__Set task__.
All of the data needs to be repeated exactly.
== Source material ==
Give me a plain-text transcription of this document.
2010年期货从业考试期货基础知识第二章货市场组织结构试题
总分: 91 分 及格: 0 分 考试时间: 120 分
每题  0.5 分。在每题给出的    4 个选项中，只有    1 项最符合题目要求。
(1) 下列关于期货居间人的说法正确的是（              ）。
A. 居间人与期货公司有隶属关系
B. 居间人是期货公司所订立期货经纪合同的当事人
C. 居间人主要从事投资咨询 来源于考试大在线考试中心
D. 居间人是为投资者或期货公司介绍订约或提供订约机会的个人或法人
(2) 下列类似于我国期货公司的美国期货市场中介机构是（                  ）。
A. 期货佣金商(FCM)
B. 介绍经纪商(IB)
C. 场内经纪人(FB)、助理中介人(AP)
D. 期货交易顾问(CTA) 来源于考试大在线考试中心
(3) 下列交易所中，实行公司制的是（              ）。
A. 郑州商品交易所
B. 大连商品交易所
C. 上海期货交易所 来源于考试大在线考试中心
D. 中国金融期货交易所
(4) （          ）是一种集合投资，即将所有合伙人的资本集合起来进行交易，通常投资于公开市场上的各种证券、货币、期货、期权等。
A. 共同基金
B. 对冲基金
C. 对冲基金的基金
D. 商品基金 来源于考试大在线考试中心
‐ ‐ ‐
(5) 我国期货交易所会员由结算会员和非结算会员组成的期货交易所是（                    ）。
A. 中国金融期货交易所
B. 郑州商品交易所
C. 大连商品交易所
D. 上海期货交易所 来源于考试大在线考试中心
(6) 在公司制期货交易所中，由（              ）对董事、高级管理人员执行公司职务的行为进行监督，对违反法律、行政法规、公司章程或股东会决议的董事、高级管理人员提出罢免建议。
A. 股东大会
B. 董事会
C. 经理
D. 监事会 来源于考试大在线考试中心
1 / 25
===
__Solution to the exercise__.
Give me a plain-text transcription of this document.
2010年期货从业考试期货基础知识第二章货市场组织结构试题
总分: 91 分 及格: 0 分 考试时间: 120 分
每题  0.5 分。在每题给出的    4 个选项中，只有    1 项最符合题目要求。
(1) 下列关于期货居间人的说法正确的是（              ）。
A. 居间人与期货公司有隶属关系
B. 居间人是期货公司所订立期货经纪合同的当事人
C. 居间人主要从事投资咨询 来源于考试大在线考试中心
D. 居间人是为投资者或期货公司介绍订约或提供订约机会的个人或法人
(2) 下列类似于我国期货公司的美国期货市场中介机构是（                  ）。
A. 期货佣金商(FCM)
B. 介绍经纪商(IB)
C. 场内经纪人(FB)、助理中介人(AP)
D. 期货交易顾问(CTA) 来源于考试大在线考试中心
(3) 下列交易所中，实行公司制的是（              ）。
A. 郑州商品交易所
B. 大连商品交易所
C. 上海期货交易所 来源于考试大在线考试中心
D. 中国金融期货交易所
(4) （          ）是一种集合投资，即将所有合伙人的资本集合起来进行交易，通常投资于公开市场上的各种证券、货币、期货、期权等。
A. 共同基金
B. 对冲基金
C. 对冲基金的基金
D. 商品基金 来源于考试大在线考试中心
‐ ‐ ‐
(5) 我国期货交易所会员由结算会员和非结算会员组成的期货交易所是（                    ）。
A. 中国金融期货交易所
B. 郑州商品交易所
C. 大连商品交易所
D. 上海期货交易所 来源于考试大在线考试中心
(6) 在公司制期货交易所中，由（              ）对董事、高级管理人员执行公司职务的行为进行监督，对违反法律、行政法规、公司章程或股东会决议的董事、高级管理人员提出罢免建议。
A. 股东大会
B. 董事会
C. 经理
D. 监事会 来源于考试大在线考试中心
1 / 25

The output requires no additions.